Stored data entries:
━━━━━━━━━━━━━━━━━━━━
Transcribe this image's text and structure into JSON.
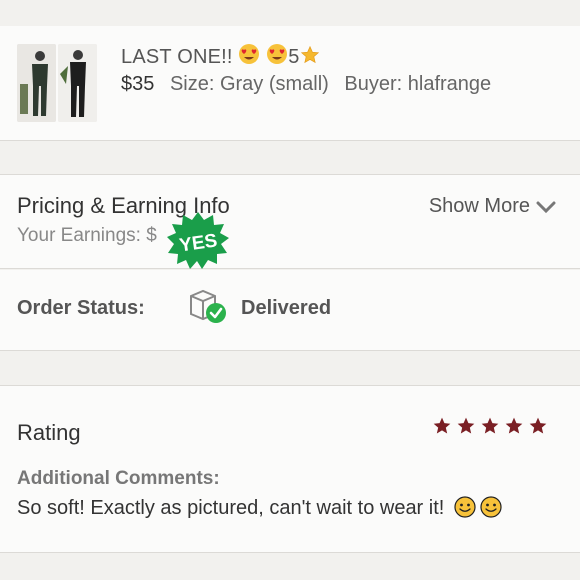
{
  "item": {
    "title": "LAST ONE!!",
    "title_suffix": "5",
    "price": "$35",
    "size": "Size: Gray (small)",
    "buyer": "Buyer: hlafrange"
  },
  "pricing": {
    "title": "Pricing & Earning Info",
    "earnings_label": "Your Earnings: $",
    "show_more_label": "Show More",
    "sticker_text": "YES"
  },
  "order": {
    "label": "Order Status:",
    "value": "Delivered"
  },
  "rating": {
    "label": "Rating",
    "stars": 5,
    "comments_label": "Additional Comments:",
    "comments_text": "So soft! Exactly as pictured, can't wait to wear it!"
  },
  "colors": {
    "star": "#7a1f24",
    "sticker": "#1a9e4a",
    "check": "#2bb24c",
    "background": "#f2f1ee",
    "card": "#fbfbfa"
  }
}
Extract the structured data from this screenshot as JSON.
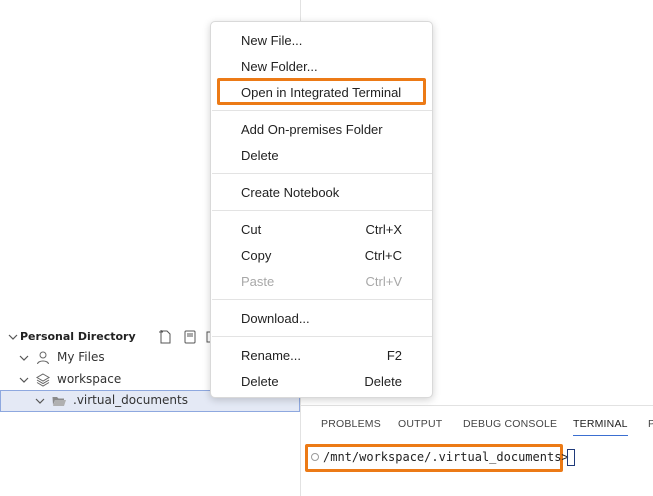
{
  "explorer": {
    "title": "Personal Directory",
    "actions": [
      "new-file-icon",
      "new-folder-icon",
      "more-icon"
    ],
    "items": [
      {
        "label": "My Files",
        "icon": "user-icon",
        "expanded": false
      },
      {
        "label": "workspace",
        "icon": "layers-icon",
        "expanded": false
      },
      {
        "label": ".virtual_documents",
        "icon": "folder-icon",
        "expanded": true,
        "selected": true
      }
    ]
  },
  "context_menu": {
    "items": [
      {
        "label": "New File...",
        "shortcut": ""
      },
      {
        "label": "New Folder...",
        "shortcut": ""
      },
      {
        "label": "Open in Integrated Terminal",
        "shortcut": "",
        "highlighted": true
      },
      {
        "label": "Add On-premises Folder",
        "shortcut": ""
      },
      {
        "label": "Delete",
        "shortcut": ""
      },
      {
        "label": "Create Notebook",
        "shortcut": ""
      },
      {
        "label": "Cut",
        "shortcut": "Ctrl+X"
      },
      {
        "label": "Copy",
        "shortcut": "Ctrl+C"
      },
      {
        "label": "Paste",
        "shortcut": "Ctrl+V",
        "disabled": true
      },
      {
        "label": "Download...",
        "shortcut": ""
      },
      {
        "label": "Rename...",
        "shortcut": "F2"
      },
      {
        "label": "Delete",
        "shortcut": "Delete"
      }
    ]
  },
  "panel": {
    "tabs": [
      "PROBLEMS",
      "OUTPUT",
      "DEBUG CONSOLE",
      "TERMINAL",
      "P"
    ],
    "active_tab": "TERMINAL",
    "terminal_prompt": "/mnt/workspace/.virtual_documents>"
  },
  "colors": {
    "highlight": "#ec7a16",
    "selection_bg": "#e4e9f5",
    "accent": "#3b6fd1"
  }
}
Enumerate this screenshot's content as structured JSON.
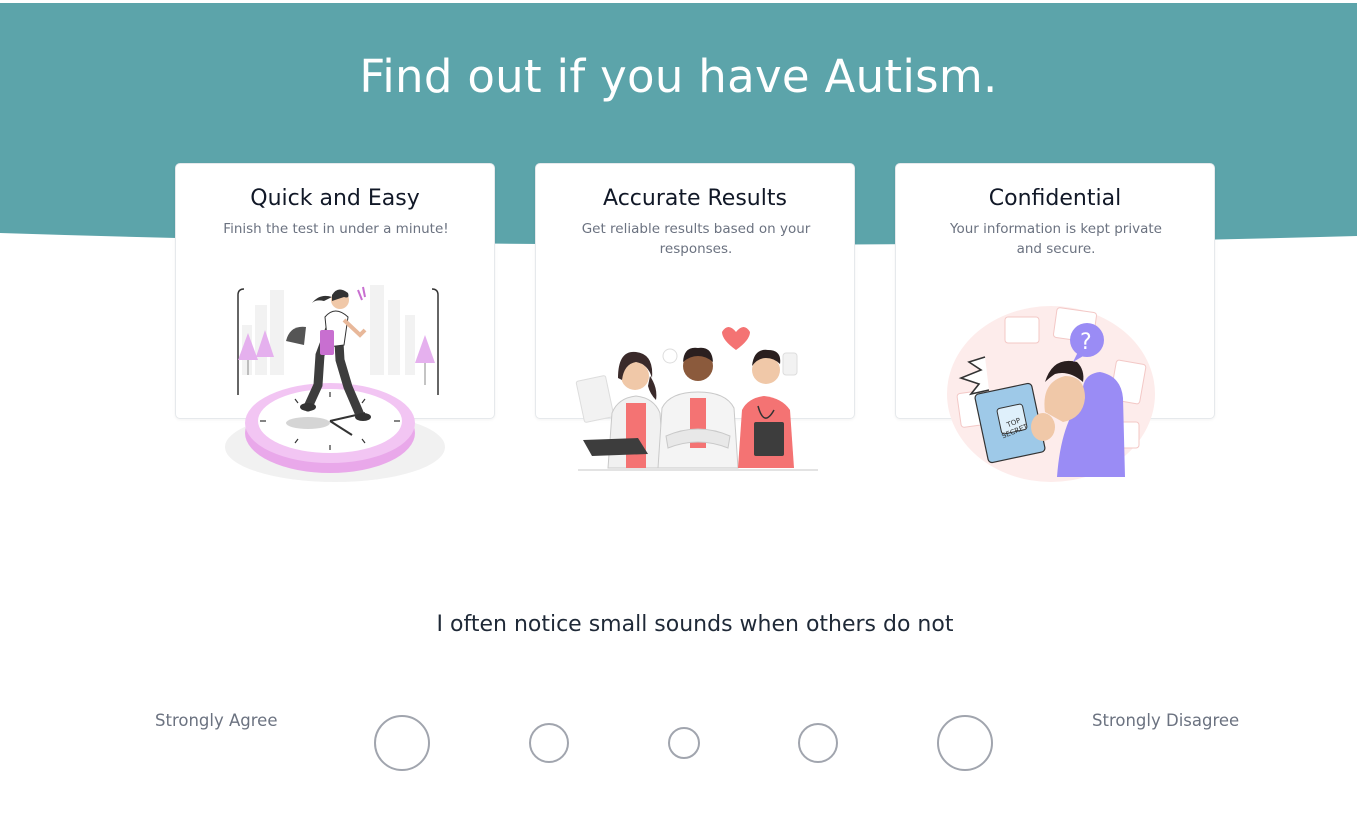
━━━━━━━━━━━━━━━━━━━━
Given instruction:
Pictures are excluded; output everything else in the data verbatim.

Result:
Transcribe this image's text and structure into JSON.
{
  "item": {
    "title": "LAST ONE!!",
    "title_suffix": "5",
    "price": "$35",
    "size": "Size: Gray (small)",
    "buyer": "Buyer: hlafrange"
  },
  "pricing": {
    "title": "Pricing & Earning Info",
    "earnings_label": "Your Earnings: $",
    "show_more_label": "Show More",
    "sticker_text": "YES"
  },
  "order": {
    "label": "Order Status:",
    "value": "Delivered"
  },
  "rating": {
    "label": "Rating",
    "stars": 5,
    "comments_label": "Additional Comments:",
    "comments_text": "So soft! Exactly as pictured, can't wait to wear it!"
  },
  "colors": {
    "star": "#7a1f24",
    "sticker": "#1a9e4a",
    "check": "#2bb24c",
    "background": "#f2f1ee",
    "card": "#fbfbfa"
  }
}
Extract the structured data from this screenshot as JSON.
{
  "explorer": {
    "title": "Personal Directory",
    "actions": [
      "new-file-icon",
      "new-folder-icon",
      "more-icon"
    ],
    "items": [
      {
        "label": "My Files",
        "icon": "user-icon",
        "expanded": false
      },
      {
        "label": "workspace",
        "icon": "layers-icon",
        "expanded": false
      },
      {
        "label": ".virtual_documents",
        "icon": "folder-icon",
        "expanded": true,
        "selected": true
      }
    ]
  },
  "context_menu": {
    "items": [
      {
        "label": "New File...",
        "shortcut": ""
      },
      {
        "label": "New Folder...",
        "shortcut": ""
      },
      {
        "label": "Open in Integrated Terminal",
        "shortcut": "",
        "highlighted": true
      },
      {
        "label": "Add On-premises Folder",
        "shortcut": ""
      },
      {
        "label": "Delete",
        "shortcut": ""
      },
      {
        "label": "Create Notebook",
        "shortcut": ""
      },
      {
        "label": "Cut",
        "shortcut": "Ctrl+X"
      },
      {
        "label": "Copy",
        "shortcut": "Ctrl+C"
      },
      {
        "label": "Paste",
        "shortcut": "Ctrl+V",
        "disabled": true
      },
      {
        "label": "Download...",
        "shortcut": ""
      },
      {
        "label": "Rename...",
        "shortcut": "F2"
      },
      {
        "label": "Delete",
        "shortcut": "Delete"
      }
    ]
  },
  "panel": {
    "tabs": [
      "PROBLEMS",
      "OUTPUT",
      "DEBUG CONSOLE",
      "TERMINAL",
      "P"
    ],
    "active_tab": "TERMINAL",
    "terminal_prompt": "/mnt/workspace/.virtual_documents>"
  },
  "colors": {
    "highlight": "#ec7a16",
    "selection_bg": "#e4e9f5",
    "accent": "#3b6fd1"
  }
}
Enumerate this screenshot's content as structured JSON.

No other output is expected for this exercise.